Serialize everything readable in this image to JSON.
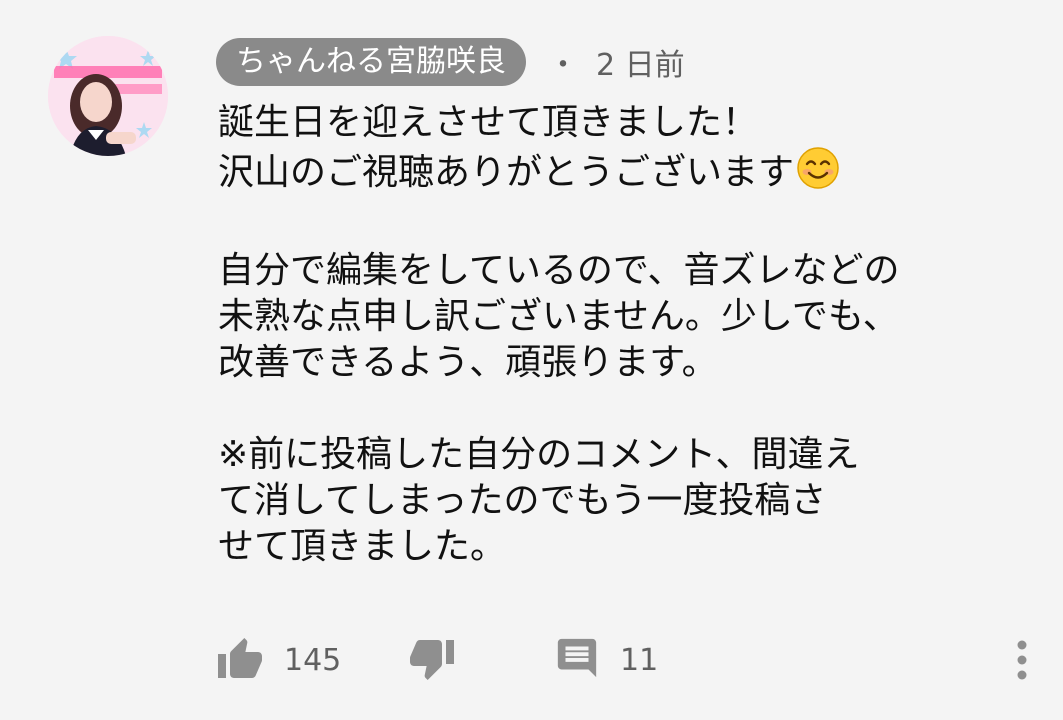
{
  "comment": {
    "author": "ちゃんねる宮脇咲良",
    "separator": "・",
    "timestamp": "2 日前",
    "paragraphs": [
      [
        "誕生日を迎えさせて頂きました！",
        "沢山のご視聴ありがとうございます"
      ],
      [
        "自分で編集をしているので、音ズレなどの",
        "未熟な点申し訳ございません。少しでも、",
        "改善できるよう、頑張ります。"
      ],
      [
        "※前に投稿した自分のコメント、間違え",
        "て消してしまったのでもう一度投稿さ",
        "せて頂きました。"
      ]
    ],
    "emoji_icon": "smiling-face-emoji",
    "avatar_icon": "channel-avatar-image"
  },
  "actions": {
    "like_icon": "thumbs-up-icon",
    "like_count": "145",
    "dislike_icon": "thumbs-down-icon",
    "reply_icon": "comment-reply-icon",
    "reply_count": "11",
    "more_icon": "more-vertical-icon"
  },
  "colors": {
    "background": "#f4f4f4",
    "author_chip": "#8a8a8a",
    "secondary_text": "#606060",
    "icon": "#8f8f8f"
  }
}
- - -
▸ **PROBLEM DESCRIPTION**
Retype all the records shown above, character for character. Omit every picture.

▸ **EXERCISE OUTPUT**
Serialize everything readable in this image to JSON.
{
  "comment": {
    "author": "ちゃんねる宮脇咲良",
    "separator": "・",
    "timestamp": "2 日前",
    "paragraphs": [
      [
        "誕生日を迎えさせて頂きました！",
        "沢山のご視聴ありがとうございます"
      ],
      [
        "自分で編集をしているので、音ズレなどの",
        "未熟な点申し訳ございません。少しでも、",
        "改善できるよう、頑張ります。"
      ],
      [
        "※前に投稿した自分のコメント、間違え",
        "て消してしまったのでもう一度投稿さ",
        "せて頂きました。"
      ]
    ],
    "emoji_icon": "smiling-face-emoji",
    "avatar_icon": "channel-avatar-image"
  },
  "actions": {
    "like_icon": "thumbs-up-icon",
    "like_count": "145",
    "dislike_icon": "thumbs-down-icon",
    "reply_icon": "comment-reply-icon",
    "reply_count": "11",
    "more_icon": "more-vertical-icon"
  },
  "colors": {
    "background": "#f4f4f4",
    "author_chip": "#8a8a8a",
    "secondary_text": "#606060",
    "icon": "#8f8f8f"
  }
}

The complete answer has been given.